■ **Set task**:
Determine the number of lines containing the word "Manoel", and state that figure alone.

start Working data

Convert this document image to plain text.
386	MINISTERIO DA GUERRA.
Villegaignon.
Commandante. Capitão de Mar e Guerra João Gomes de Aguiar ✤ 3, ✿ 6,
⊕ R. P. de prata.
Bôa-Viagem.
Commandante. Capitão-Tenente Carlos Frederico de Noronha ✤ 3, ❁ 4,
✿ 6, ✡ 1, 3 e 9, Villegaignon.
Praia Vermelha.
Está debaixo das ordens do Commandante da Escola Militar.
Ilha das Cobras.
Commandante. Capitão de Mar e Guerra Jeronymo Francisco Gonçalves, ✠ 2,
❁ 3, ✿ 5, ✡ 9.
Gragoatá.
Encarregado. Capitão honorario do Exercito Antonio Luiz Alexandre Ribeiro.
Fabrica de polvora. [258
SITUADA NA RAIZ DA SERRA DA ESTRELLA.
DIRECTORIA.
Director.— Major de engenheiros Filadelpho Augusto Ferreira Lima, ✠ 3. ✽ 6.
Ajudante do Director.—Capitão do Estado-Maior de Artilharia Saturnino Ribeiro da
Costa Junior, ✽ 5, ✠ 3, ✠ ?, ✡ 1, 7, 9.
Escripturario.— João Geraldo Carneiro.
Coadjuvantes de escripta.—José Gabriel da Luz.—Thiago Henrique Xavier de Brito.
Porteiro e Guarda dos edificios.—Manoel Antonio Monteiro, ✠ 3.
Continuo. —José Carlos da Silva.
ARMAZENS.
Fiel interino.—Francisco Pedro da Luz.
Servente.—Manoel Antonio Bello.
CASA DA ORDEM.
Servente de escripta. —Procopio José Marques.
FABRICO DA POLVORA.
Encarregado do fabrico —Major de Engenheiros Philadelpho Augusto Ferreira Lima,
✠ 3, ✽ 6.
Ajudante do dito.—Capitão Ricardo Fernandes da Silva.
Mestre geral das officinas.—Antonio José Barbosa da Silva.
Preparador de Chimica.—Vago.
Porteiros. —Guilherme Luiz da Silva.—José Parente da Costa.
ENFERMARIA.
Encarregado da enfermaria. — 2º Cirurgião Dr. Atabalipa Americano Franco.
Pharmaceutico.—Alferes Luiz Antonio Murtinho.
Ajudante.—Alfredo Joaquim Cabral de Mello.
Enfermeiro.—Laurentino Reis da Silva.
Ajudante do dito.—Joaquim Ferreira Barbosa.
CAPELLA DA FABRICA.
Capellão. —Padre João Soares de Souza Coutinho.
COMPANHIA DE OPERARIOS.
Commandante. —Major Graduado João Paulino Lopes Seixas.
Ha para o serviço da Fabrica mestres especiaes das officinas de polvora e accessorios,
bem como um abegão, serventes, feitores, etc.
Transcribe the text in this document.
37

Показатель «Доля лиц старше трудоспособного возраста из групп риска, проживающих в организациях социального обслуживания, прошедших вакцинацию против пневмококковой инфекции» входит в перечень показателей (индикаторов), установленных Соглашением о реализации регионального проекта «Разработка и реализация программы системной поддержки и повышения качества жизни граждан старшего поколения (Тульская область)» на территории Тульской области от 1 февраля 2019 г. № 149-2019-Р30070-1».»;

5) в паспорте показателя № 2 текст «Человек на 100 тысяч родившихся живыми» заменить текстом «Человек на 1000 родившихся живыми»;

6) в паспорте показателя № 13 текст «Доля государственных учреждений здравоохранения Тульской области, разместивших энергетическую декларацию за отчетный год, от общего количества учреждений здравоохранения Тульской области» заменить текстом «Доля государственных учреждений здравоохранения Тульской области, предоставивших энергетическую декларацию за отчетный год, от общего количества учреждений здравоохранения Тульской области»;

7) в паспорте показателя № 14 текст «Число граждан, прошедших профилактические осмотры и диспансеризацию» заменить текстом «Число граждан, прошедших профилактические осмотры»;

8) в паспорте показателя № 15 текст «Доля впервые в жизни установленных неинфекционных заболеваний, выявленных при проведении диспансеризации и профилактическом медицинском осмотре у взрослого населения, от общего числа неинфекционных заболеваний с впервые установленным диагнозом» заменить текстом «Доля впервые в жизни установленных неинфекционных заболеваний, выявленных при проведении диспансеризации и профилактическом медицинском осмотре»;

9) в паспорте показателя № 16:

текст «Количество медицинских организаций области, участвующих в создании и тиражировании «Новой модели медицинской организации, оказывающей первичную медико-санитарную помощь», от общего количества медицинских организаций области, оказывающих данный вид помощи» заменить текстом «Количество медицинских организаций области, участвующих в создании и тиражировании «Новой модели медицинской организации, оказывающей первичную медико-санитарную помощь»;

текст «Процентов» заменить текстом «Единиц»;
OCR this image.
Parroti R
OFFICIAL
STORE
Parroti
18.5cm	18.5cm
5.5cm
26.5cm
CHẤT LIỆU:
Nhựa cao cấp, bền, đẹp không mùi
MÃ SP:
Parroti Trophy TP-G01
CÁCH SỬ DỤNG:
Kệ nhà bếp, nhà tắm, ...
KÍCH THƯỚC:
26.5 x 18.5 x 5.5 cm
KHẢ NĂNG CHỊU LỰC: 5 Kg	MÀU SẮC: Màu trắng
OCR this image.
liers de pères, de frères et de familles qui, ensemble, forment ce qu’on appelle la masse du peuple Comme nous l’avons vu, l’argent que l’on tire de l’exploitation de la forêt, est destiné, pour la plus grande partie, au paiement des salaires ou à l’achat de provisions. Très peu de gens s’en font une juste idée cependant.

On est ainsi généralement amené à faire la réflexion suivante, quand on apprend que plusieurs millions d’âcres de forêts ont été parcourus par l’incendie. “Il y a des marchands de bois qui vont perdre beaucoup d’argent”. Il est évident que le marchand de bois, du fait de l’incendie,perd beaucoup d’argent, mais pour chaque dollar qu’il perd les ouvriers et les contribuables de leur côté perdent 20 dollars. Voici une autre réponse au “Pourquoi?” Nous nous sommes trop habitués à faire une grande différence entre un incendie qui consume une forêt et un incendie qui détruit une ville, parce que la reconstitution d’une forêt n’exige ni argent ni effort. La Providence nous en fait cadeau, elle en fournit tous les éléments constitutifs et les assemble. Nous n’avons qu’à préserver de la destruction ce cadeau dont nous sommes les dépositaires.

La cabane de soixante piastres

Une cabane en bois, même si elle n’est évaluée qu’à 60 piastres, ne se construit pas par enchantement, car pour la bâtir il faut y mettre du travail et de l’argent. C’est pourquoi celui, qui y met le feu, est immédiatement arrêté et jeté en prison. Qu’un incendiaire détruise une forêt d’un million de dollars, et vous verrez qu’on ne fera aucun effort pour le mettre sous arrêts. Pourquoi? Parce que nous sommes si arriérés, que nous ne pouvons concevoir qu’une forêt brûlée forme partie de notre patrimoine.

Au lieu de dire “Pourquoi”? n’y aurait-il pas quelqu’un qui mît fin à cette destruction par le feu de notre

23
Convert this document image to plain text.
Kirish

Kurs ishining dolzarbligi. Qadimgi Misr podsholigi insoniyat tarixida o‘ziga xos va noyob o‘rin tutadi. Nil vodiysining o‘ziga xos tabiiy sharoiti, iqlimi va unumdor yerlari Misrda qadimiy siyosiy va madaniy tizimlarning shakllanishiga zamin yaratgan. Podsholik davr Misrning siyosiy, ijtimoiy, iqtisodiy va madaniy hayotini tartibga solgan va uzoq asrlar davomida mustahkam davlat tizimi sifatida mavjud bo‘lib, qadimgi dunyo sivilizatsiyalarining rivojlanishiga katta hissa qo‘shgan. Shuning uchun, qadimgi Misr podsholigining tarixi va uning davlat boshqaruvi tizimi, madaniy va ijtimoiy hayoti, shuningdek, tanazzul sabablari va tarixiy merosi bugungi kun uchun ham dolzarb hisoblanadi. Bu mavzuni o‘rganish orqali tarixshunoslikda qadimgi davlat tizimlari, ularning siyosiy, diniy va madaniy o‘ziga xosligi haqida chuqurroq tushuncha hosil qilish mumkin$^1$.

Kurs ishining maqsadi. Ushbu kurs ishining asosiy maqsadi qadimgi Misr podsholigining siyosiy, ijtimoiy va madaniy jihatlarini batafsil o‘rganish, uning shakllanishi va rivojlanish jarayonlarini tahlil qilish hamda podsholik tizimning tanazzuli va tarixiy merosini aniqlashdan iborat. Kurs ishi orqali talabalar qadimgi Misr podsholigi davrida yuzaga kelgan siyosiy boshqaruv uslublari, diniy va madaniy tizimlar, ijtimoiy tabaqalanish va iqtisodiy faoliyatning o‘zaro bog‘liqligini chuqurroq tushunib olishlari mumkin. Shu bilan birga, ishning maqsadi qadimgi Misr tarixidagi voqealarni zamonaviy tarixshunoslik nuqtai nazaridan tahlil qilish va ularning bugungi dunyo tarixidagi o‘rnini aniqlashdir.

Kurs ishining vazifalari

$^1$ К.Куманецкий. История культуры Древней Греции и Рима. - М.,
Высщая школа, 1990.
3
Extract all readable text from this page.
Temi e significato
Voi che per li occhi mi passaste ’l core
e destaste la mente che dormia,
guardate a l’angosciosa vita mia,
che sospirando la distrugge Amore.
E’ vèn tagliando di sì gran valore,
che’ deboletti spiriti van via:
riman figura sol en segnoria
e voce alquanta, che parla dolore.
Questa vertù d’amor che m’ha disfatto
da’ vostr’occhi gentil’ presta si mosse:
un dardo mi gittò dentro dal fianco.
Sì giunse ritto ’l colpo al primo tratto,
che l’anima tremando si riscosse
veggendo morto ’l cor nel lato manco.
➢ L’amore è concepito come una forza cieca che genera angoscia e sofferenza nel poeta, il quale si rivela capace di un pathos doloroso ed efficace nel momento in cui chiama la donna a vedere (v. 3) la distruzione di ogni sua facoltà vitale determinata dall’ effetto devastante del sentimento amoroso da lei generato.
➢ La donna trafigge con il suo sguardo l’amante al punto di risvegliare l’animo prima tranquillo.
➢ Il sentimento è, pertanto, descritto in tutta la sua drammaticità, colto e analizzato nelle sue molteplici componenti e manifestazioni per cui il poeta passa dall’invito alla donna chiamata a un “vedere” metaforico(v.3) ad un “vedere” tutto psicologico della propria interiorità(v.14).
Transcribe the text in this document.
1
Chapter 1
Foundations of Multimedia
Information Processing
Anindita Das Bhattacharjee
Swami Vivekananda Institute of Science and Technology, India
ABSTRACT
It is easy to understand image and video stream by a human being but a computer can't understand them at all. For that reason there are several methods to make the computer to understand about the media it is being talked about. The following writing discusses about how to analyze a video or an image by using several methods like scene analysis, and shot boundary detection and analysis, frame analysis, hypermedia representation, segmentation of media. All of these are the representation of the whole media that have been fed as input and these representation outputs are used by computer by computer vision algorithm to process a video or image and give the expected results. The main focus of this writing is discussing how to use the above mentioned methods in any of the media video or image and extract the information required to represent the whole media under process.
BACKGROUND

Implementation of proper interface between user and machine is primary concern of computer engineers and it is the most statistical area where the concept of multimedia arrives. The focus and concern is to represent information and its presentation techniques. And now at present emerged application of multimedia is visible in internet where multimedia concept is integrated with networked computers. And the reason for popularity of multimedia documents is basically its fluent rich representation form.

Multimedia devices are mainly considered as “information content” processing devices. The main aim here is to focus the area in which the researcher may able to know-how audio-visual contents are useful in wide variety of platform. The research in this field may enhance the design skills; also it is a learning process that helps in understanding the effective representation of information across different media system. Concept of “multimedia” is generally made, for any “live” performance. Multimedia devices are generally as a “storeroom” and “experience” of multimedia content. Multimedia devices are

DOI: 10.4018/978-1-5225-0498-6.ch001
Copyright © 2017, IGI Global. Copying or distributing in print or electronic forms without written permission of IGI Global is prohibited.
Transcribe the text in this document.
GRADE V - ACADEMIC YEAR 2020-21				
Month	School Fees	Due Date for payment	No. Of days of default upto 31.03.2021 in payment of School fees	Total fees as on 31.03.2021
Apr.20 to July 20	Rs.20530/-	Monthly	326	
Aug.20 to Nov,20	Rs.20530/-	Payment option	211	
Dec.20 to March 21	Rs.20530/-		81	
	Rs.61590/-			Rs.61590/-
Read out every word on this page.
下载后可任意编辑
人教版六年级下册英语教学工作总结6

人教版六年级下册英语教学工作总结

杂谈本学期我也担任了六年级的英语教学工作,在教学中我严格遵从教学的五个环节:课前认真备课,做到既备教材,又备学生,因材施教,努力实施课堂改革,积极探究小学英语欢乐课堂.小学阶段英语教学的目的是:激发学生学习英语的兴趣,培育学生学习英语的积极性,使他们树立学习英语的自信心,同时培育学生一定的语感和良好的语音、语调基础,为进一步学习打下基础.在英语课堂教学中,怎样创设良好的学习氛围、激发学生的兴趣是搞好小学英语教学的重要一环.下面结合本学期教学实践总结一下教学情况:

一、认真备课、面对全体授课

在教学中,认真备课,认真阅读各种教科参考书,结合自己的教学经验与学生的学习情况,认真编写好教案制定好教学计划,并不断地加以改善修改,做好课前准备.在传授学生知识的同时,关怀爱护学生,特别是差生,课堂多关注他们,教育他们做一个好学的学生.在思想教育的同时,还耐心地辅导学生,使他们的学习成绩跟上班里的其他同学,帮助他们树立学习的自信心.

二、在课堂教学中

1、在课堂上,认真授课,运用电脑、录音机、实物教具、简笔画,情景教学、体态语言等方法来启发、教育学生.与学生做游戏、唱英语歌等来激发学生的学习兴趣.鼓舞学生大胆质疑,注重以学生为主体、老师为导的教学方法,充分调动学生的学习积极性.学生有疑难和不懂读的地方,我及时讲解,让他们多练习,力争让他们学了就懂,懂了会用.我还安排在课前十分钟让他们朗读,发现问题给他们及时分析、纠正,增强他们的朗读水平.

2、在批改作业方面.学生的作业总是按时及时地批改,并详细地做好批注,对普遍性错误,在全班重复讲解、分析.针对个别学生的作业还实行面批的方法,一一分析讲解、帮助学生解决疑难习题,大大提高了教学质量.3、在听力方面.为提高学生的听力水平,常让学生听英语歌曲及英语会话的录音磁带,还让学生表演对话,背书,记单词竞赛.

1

end Working data

■ **Written response**:
2